Given exercise
Extract every line of the material that holds the string "content".

Material to process
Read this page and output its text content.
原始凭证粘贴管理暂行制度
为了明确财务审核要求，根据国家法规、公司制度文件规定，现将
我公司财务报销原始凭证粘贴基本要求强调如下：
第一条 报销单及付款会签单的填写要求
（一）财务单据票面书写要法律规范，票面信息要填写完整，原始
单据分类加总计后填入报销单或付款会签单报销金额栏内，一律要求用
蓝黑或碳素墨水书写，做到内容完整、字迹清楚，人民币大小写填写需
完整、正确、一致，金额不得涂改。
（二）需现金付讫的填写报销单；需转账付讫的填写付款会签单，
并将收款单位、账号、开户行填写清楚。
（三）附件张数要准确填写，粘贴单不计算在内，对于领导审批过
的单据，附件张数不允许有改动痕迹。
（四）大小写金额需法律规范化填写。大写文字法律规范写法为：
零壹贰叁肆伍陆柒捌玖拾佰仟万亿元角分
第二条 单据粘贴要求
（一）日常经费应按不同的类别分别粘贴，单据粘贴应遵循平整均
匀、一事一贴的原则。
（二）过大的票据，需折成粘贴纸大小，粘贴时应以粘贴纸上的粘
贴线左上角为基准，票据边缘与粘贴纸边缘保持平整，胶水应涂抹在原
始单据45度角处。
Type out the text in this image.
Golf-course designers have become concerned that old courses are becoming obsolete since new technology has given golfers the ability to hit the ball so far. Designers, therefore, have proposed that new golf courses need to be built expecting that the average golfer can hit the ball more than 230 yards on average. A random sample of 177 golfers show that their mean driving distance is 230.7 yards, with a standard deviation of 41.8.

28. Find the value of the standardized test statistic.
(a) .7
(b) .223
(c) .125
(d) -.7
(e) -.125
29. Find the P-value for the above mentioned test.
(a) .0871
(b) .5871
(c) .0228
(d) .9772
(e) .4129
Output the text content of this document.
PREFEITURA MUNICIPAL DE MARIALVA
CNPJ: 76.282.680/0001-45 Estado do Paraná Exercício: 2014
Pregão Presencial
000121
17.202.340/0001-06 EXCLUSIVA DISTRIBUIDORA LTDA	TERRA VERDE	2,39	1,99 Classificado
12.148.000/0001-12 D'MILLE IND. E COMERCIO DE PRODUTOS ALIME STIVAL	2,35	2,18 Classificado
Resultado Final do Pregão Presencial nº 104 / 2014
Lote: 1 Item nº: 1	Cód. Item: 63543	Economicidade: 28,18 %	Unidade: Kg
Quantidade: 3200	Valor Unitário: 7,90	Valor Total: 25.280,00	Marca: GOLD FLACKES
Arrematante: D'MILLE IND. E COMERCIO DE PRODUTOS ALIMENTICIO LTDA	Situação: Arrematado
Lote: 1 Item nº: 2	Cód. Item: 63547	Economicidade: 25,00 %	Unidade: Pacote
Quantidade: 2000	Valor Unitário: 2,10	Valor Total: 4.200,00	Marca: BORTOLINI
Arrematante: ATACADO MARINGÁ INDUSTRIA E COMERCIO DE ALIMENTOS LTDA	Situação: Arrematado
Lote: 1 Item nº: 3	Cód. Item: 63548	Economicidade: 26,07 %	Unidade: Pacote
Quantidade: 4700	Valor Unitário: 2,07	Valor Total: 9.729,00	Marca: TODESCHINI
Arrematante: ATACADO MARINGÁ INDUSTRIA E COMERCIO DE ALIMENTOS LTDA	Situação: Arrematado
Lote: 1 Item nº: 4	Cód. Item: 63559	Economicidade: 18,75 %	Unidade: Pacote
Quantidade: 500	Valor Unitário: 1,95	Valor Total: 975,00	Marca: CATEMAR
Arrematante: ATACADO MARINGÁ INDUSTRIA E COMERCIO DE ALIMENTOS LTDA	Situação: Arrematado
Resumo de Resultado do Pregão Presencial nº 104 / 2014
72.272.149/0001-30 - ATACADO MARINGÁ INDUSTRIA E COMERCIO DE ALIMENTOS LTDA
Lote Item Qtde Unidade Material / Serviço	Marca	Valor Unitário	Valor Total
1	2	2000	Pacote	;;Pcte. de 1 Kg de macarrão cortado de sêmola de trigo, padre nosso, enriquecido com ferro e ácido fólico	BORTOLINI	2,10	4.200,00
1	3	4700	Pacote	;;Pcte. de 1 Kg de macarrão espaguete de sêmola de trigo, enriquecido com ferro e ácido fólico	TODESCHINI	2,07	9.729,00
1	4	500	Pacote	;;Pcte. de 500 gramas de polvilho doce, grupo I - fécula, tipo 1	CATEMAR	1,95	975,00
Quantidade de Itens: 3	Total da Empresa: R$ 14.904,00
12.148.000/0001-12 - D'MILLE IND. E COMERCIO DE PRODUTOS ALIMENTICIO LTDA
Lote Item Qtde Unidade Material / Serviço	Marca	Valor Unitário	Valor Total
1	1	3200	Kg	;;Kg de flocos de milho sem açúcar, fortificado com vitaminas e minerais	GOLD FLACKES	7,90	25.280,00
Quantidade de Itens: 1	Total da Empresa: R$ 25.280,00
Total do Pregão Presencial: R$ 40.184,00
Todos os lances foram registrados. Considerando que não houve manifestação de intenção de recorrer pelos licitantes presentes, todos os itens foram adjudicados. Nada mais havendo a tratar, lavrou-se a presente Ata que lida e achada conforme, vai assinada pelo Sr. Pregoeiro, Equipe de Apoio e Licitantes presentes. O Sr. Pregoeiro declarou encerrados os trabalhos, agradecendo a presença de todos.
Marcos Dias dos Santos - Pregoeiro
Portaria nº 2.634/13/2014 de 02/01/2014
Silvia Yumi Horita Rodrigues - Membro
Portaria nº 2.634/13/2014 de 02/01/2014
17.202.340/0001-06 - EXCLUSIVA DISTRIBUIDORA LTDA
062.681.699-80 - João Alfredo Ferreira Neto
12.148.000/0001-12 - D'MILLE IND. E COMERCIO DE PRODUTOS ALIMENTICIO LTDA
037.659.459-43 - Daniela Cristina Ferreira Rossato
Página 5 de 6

Answer to the problem
Read this page and output its text content.
Output the text content of this document.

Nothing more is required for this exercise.